* Goal *
Each record needs to be echoed exactly; can you do that?

* Data shown *
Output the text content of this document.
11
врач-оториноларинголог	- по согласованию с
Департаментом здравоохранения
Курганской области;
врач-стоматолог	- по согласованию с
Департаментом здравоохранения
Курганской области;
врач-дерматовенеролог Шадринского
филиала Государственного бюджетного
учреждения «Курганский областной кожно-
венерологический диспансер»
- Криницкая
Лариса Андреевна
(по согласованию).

* Solution to this task *
Output the text content of this document.
11
врач-оториноларинголог	- по согласованию с
Департаментом здравоохранения
Курганской области;
врач-стоматолог	- по согласованию с
Департаментом здравоохранения
Курганской области;
врач-дерматовенеролог Шадринского
филиала Государственного бюджетного
учреждения «Курганский областной кожно-
венерологический диспансер»
- Криницкая
Лариса Андреевна
(по согласованию).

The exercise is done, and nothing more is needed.